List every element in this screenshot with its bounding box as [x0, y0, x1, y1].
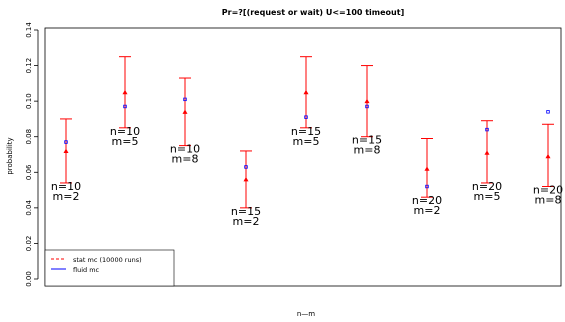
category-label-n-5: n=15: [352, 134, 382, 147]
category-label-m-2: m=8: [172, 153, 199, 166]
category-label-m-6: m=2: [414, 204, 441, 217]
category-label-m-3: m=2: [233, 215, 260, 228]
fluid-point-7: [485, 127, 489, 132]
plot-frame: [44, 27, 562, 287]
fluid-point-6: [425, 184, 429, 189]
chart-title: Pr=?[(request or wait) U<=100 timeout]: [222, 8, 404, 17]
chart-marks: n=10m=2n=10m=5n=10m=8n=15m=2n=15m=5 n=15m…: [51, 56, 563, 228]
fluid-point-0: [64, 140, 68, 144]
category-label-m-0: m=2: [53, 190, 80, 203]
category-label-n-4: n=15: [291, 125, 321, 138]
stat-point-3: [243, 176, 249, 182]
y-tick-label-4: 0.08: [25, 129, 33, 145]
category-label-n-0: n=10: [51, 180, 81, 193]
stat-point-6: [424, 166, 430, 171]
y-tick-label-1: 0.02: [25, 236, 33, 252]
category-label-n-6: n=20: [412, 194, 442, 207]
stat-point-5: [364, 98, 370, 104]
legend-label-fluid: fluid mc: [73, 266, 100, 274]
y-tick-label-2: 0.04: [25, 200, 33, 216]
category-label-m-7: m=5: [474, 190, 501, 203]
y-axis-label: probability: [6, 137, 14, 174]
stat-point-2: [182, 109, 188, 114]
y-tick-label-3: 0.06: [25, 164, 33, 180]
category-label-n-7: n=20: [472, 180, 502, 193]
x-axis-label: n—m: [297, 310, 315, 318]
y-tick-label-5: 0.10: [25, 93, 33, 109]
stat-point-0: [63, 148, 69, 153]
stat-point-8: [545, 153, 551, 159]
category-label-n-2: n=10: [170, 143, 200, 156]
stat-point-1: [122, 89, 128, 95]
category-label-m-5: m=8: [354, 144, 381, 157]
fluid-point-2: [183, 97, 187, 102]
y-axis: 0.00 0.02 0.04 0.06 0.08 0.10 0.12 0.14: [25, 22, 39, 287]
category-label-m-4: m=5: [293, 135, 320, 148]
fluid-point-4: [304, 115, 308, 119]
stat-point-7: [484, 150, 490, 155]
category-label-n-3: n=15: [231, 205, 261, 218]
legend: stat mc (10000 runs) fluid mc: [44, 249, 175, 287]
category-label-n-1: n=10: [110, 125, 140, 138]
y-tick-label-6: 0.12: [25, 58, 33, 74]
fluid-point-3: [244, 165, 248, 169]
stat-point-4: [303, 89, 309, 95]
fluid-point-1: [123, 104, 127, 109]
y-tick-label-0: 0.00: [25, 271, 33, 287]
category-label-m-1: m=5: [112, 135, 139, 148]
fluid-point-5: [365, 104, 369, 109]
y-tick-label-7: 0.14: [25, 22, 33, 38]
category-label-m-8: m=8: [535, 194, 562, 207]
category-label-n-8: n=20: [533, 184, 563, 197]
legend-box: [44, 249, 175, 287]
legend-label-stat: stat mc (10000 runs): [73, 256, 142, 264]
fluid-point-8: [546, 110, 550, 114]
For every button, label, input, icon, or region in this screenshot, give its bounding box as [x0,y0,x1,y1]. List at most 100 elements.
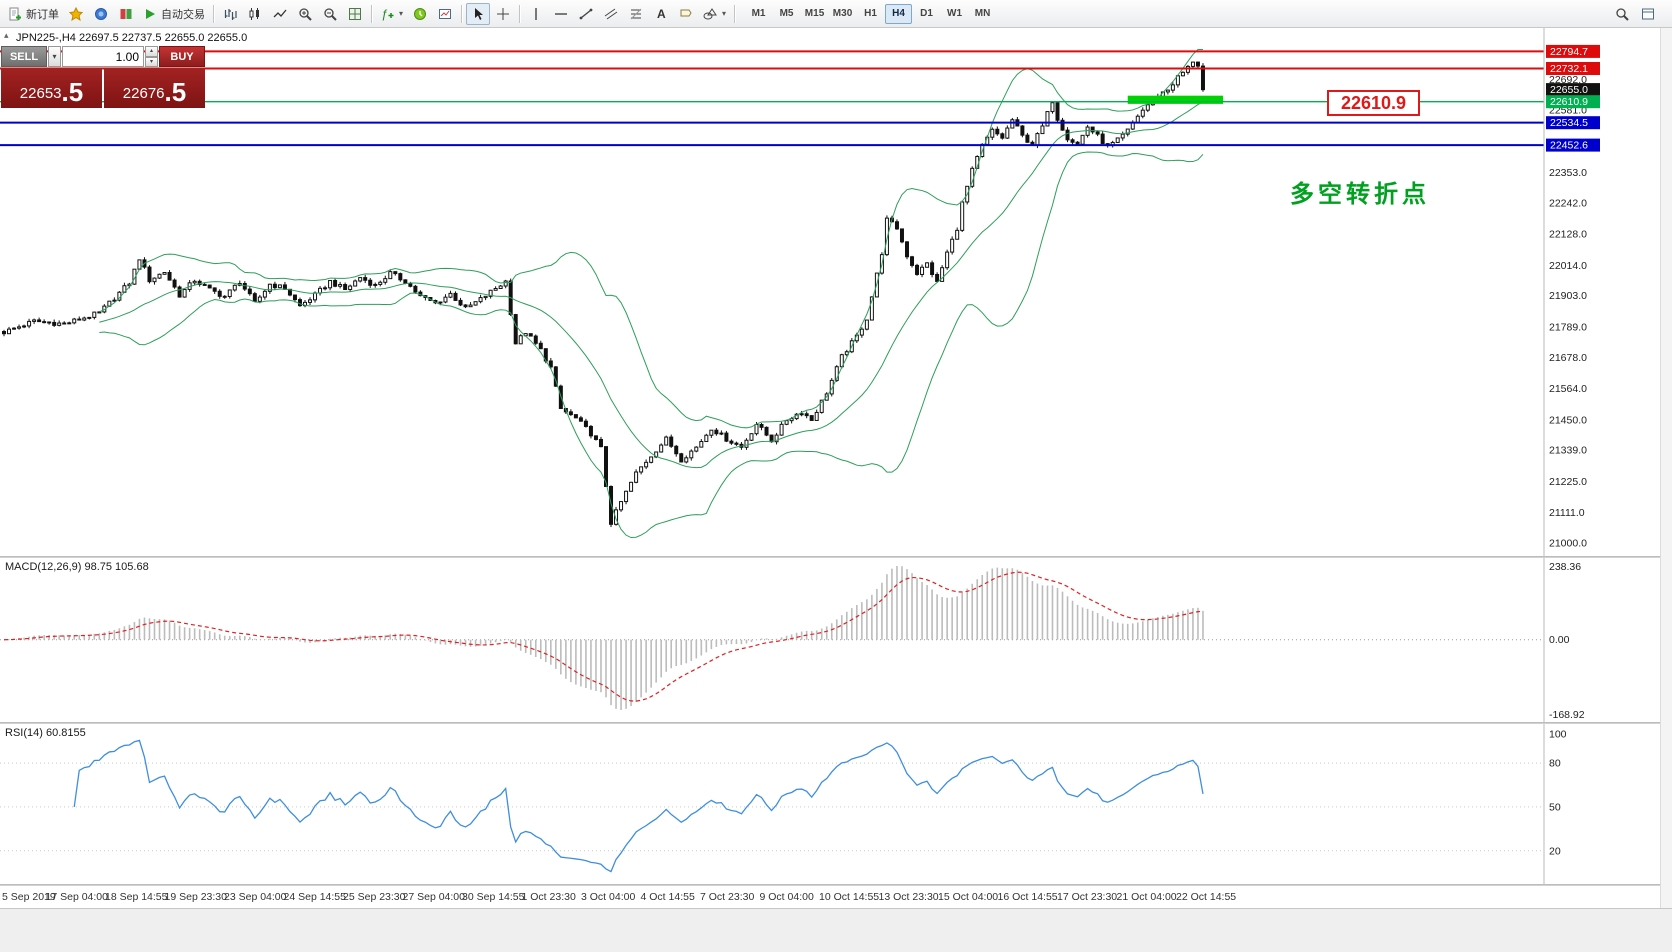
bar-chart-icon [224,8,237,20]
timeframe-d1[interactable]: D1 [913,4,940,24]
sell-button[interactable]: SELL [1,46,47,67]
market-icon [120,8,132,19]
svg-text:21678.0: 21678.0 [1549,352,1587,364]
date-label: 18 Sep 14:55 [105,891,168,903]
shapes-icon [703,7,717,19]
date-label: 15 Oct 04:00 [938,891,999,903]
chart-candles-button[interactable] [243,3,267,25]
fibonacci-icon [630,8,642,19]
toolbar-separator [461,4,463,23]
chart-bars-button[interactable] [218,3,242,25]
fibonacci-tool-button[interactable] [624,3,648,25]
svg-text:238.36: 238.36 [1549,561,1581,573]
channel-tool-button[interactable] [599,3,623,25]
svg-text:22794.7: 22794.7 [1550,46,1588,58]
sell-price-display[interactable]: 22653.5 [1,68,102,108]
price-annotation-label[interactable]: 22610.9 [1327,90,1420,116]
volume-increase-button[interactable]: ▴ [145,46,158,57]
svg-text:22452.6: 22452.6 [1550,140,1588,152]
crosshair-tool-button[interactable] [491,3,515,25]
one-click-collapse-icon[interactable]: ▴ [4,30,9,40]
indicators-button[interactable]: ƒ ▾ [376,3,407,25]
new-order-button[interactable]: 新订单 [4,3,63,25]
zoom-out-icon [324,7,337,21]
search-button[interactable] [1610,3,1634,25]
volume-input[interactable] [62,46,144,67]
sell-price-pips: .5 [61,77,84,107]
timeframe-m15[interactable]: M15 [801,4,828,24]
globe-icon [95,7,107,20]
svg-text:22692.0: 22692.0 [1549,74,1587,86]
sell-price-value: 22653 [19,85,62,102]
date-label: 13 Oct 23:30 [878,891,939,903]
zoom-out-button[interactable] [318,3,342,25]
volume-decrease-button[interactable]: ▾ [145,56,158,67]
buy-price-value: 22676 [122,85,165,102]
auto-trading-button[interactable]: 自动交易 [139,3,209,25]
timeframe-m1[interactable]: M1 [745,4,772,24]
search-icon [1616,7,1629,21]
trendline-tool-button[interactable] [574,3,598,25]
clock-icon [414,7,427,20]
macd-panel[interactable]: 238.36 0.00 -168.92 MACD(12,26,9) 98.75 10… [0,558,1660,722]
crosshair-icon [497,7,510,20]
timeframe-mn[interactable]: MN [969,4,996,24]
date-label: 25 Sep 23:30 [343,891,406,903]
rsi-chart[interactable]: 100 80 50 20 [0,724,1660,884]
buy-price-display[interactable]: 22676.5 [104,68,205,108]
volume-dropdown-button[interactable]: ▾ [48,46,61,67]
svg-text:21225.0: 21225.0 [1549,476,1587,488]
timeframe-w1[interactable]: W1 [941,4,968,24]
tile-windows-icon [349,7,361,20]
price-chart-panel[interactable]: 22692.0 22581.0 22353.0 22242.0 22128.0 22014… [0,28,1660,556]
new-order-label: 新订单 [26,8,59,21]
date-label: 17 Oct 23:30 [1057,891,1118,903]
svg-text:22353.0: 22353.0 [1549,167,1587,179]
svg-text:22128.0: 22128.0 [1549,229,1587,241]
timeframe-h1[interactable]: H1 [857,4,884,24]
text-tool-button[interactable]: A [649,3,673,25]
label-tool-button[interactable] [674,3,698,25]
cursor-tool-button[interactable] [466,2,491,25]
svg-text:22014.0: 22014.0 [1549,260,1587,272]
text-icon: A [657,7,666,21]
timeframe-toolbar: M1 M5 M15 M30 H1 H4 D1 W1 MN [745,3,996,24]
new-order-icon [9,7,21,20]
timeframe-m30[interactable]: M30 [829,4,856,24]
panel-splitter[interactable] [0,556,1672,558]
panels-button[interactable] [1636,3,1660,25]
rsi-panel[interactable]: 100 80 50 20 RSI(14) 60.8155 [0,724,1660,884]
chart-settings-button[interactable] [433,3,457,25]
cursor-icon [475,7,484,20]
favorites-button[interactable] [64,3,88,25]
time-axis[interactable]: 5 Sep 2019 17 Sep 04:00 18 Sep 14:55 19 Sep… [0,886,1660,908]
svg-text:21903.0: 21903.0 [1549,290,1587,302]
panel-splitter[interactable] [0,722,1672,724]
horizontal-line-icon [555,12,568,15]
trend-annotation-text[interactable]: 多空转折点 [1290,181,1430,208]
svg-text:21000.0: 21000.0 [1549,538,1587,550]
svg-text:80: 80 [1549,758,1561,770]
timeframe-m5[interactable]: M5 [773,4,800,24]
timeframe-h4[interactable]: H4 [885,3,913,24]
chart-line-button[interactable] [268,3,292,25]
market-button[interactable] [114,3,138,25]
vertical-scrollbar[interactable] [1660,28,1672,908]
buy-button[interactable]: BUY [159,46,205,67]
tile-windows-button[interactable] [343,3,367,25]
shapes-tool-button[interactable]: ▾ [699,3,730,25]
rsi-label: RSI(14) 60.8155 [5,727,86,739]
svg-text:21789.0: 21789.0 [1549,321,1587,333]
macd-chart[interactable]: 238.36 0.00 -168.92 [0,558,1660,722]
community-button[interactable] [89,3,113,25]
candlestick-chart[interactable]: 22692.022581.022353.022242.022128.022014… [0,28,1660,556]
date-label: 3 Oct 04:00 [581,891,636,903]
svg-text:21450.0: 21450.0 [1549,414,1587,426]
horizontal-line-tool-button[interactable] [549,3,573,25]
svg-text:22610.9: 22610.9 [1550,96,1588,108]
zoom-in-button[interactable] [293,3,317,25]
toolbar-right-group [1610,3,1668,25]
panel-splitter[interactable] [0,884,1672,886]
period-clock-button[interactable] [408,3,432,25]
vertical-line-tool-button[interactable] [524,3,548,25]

————

> YOUR OBJECTIVE
Print the lines exactly as they appear, from the line containing "category-label-n-5: n=15: [352, 134, 382, 147]" through the line containing "legend-box: [44, 249, 175, 287]".

> ANSWER TO THE TASK
category-label-n-5: n=15: [352, 134, 382, 147]
category-label-m-2: m=8: [172, 153, 199, 166]
category-label-m-6: m=2: [414, 204, 441, 217]
category-label-m-3: m=2: [233, 215, 260, 228]
fluid-point-7: [485, 127, 489, 132]
plot-frame: [44, 27, 562, 287]
fluid-point-6: [425, 184, 429, 189]
chart-title: Pr=?[(request or wait) U<=100 timeout]: [222, 8, 404, 17]
chart-marks: n=10m=2n=10m=5n=10m=8n=15m=2n=15m=5 n=15m…: [51, 56, 563, 228]
fluid-point-0: [64, 140, 68, 144]
category-label-m-0: m=2: [53, 190, 80, 203]
category-label-n-4: n=15: [291, 125, 321, 138]
stat-point-3: [243, 176, 249, 182]
y-tick-label-4: 0.08: [25, 129, 33, 145]
category-label-n-0: n=10: [51, 180, 81, 193]
stat-point-6: [424, 166, 430, 171]
y-tick-label-1: 0.02: [25, 236, 33, 252]
category-label-n-6: n=20: [412, 194, 442, 207]
stat-point-5: [364, 98, 370, 104]
legend-label-fluid: fluid mc: [73, 266, 100, 274]
y-tick-label-2: 0.04: [25, 200, 33, 216]
category-label-m-7: m=5: [474, 190, 501, 203]
y-axis-label: probability: [6, 137, 14, 174]
stat-point-2: [182, 109, 188, 114]
y-tick-label-3: 0.06: [25, 164, 33, 180]
category-label-n-7: n=20: [472, 180, 502, 193]
x-axis-label: n—m: [297, 310, 315, 318]
y-tick-label-5: 0.10: [25, 93, 33, 109]
stat-point-0: [63, 148, 69, 153]
stat-point-8: [545, 153, 551, 159]
category-label-n-2: n=10: [170, 143, 200, 156]
stat-point-1: [122, 89, 128, 95]
category-label-m-5: m=8: [354, 144, 381, 157]
fluid-point-2: [183, 97, 187, 102]
y-axis: 0.00 0.02 0.04 0.06 0.08 0.10 0.12 0.14: [25, 22, 39, 287]
category-label-m-4: m=5: [293, 135, 320, 148]
fluid-point-4: [304, 115, 308, 119]
stat-point-7: [484, 150, 490, 155]
category-label-n-3: n=15: [231, 205, 261, 218]
legend: stat mc (10000 runs) fluid mc: [44, 249, 175, 287]
category-label-n-1: n=10: [110, 125, 140, 138]
y-tick-label-6: 0.12: [25, 58, 33, 74]
fluid-point-3: [244, 165, 248, 169]
stat-point-4: [303, 89, 309, 95]
fluid-point-1: [123, 104, 127, 109]
y-tick-label-0: 0.00: [25, 271, 33, 287]
category-label-m-1: m=5: [112, 135, 139, 148]
fluid-point-5: [365, 104, 369, 109]
y-tick-label-7: 0.14: [25, 22, 33, 38]
category-label-m-8: m=8: [535, 194, 562, 207]
category-label-n-8: n=20: [533, 184, 563, 197]
legend-box: [44, 249, 175, 287]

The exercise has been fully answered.